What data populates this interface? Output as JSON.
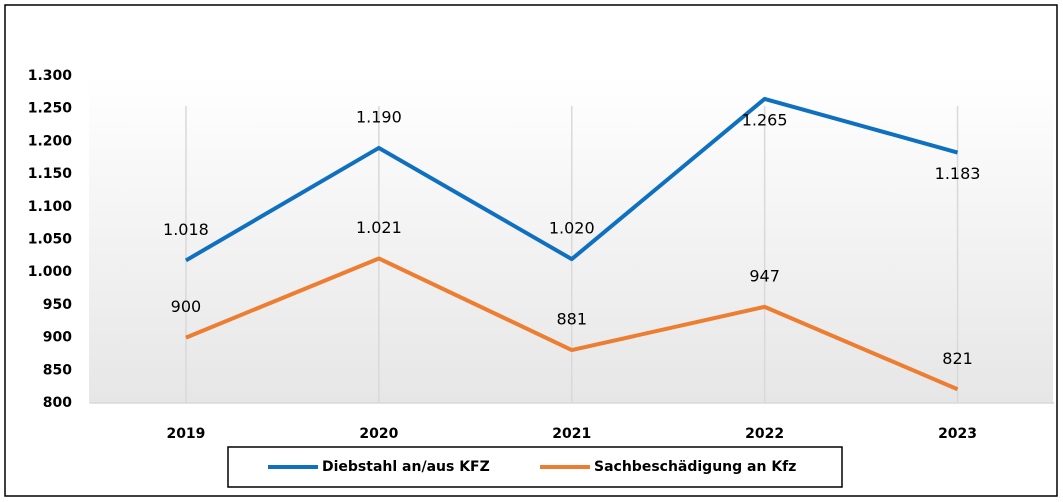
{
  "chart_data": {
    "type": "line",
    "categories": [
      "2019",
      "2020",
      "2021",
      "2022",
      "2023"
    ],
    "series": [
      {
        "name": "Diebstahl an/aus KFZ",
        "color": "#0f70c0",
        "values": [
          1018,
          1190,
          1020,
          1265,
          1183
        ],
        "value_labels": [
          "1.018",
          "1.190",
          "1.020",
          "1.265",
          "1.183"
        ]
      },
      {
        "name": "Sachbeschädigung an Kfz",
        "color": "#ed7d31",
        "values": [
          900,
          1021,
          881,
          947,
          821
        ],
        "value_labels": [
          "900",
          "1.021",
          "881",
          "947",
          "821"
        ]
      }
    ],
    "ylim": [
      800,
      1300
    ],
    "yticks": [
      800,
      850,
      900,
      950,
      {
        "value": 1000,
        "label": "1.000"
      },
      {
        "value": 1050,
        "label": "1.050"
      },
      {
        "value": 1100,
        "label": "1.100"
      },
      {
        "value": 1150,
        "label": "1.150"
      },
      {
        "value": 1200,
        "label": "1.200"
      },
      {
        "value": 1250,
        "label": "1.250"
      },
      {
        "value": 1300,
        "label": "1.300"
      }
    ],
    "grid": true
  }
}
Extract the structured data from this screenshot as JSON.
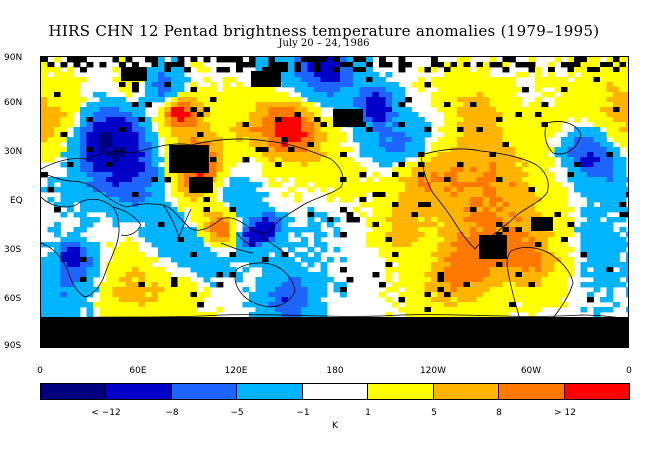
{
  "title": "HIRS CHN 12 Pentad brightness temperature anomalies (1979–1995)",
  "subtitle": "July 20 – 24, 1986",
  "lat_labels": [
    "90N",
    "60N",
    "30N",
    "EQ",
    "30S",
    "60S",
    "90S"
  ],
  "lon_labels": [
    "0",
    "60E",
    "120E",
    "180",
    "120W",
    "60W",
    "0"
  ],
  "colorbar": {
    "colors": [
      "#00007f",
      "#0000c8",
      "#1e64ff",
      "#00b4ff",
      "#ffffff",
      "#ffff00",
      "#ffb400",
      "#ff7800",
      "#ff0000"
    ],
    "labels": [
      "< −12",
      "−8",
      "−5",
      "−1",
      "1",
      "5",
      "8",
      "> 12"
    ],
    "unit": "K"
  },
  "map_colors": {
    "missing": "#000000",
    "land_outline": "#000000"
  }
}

+===+

* **The task**
All of the material above should be reproduced exactly, except the pictures.

* **The answer**
What data populates this interface? Output as JSON.
{
  "chart_data": {
    "type": "line",
    "categories": [
      "2019",
      "2020",
      "2021",
      "2022",
      "2023"
    ],
    "series": [
      {
        "name": "Diebstahl an/aus KFZ",
        "color": "#0f70c0",
        "values": [
          1018,
          1190,
          1020,
          1265,
          1183
        ],
        "value_labels": [
          "1.018",
          "1.190",
          "1.020",
          "1.265",
          "1.183"
        ]
      },
      {
        "name": "Sachbeschädigung an Kfz",
        "color": "#ed7d31",
        "values": [
          900,
          1021,
          881,
          947,
          821
        ],
        "value_labels": [
          "900",
          "1.021",
          "881",
          "947",
          "821"
        ]
      }
    ],
    "ylim": [
      800,
      1300
    ],
    "yticks": [
      800,
      850,
      900,
      950,
      {
        "value": 1000,
        "label": "1.000"
      },
      {
        "value": 1050,
        "label": "1.050"
      },
      {
        "value": 1100,
        "label": "1.100"
      },
      {
        "value": 1150,
        "label": "1.150"
      },
      {
        "value": 1200,
        "label": "1.200"
      },
      {
        "value": 1250,
        "label": "1.250"
      },
      {
        "value": 1300,
        "label": "1.300"
      }
    ],
    "grid": true
  }
}
Extract the structured data from this screenshot as JSON.
{
  "title": "HIRS CHN 12 Pentad brightness temperature anomalies (1979–1995)",
  "subtitle": "July 20 – 24, 1986",
  "lat_labels": [
    "90N",
    "60N",
    "30N",
    "EQ",
    "30S",
    "60S",
    "90S"
  ],
  "lon_labels": [
    "0",
    "60E",
    "120E",
    "180",
    "120W",
    "60W",
    "0"
  ],
  "colorbar": {
    "colors": [
      "#00007f",
      "#0000c8",
      "#1e64ff",
      "#00b4ff",
      "#ffffff",
      "#ffff00",
      "#ffb400",
      "#ff7800",
      "#ff0000"
    ],
    "labels": [
      "< −12",
      "−8",
      "−5",
      "−1",
      "1",
      "5",
      "8",
      "> 12"
    ],
    "unit": "K"
  },
  "map_colors": {
    "missing": "#000000",
    "land_outline": "#000000"
  }
}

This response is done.